=== Data entries ===
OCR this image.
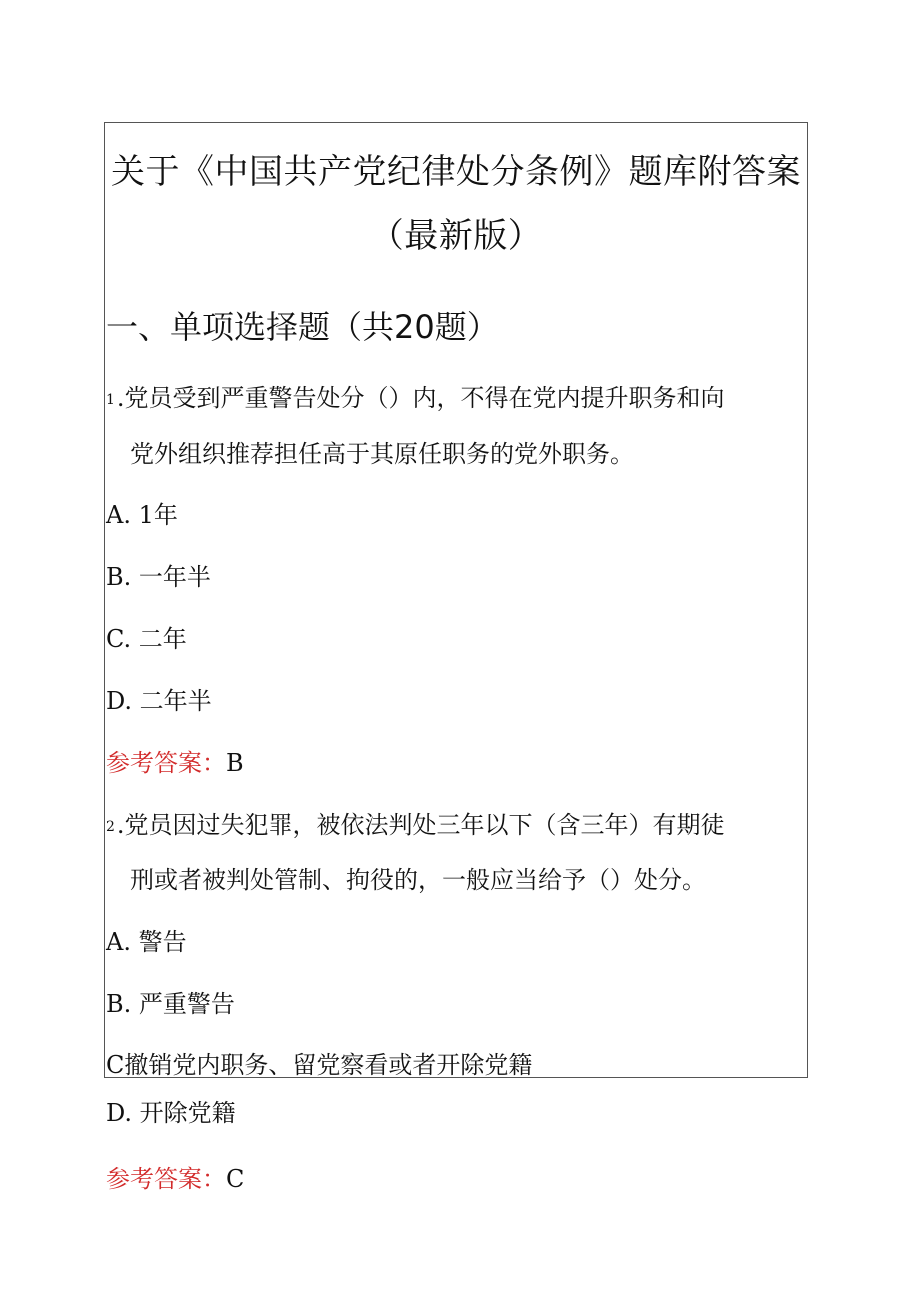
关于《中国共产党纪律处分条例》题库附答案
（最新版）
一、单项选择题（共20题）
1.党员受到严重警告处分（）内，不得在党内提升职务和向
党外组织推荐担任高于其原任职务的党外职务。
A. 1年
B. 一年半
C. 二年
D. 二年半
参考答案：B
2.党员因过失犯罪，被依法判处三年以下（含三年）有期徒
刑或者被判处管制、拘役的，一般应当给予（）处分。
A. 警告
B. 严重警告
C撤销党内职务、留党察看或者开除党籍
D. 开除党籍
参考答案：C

=== The task ===
Exclude every picture and copy the remaining data exactly.

=== Solution for this task ===
OCR this image.
关于《中国共产党纪律处分条例》题库附答案
（最新版）
一、单项选择题（共20题）
1.党员受到严重警告处分（）内，不得在党内提升职务和向
党外组织推荐担任高于其原任职务的党外职务。
A. 1年
B. 一年半
C. 二年
D. 二年半
参考答案：B
2.党员因过失犯罪，被依法判处三年以下（含三年）有期徒
刑或者被判处管制、拘役的，一般应当给予（）处分。
A. 警告
B. 严重警告
C撤销党内职务、留党察看或者开除党籍
D. 开除党籍
参考答案：C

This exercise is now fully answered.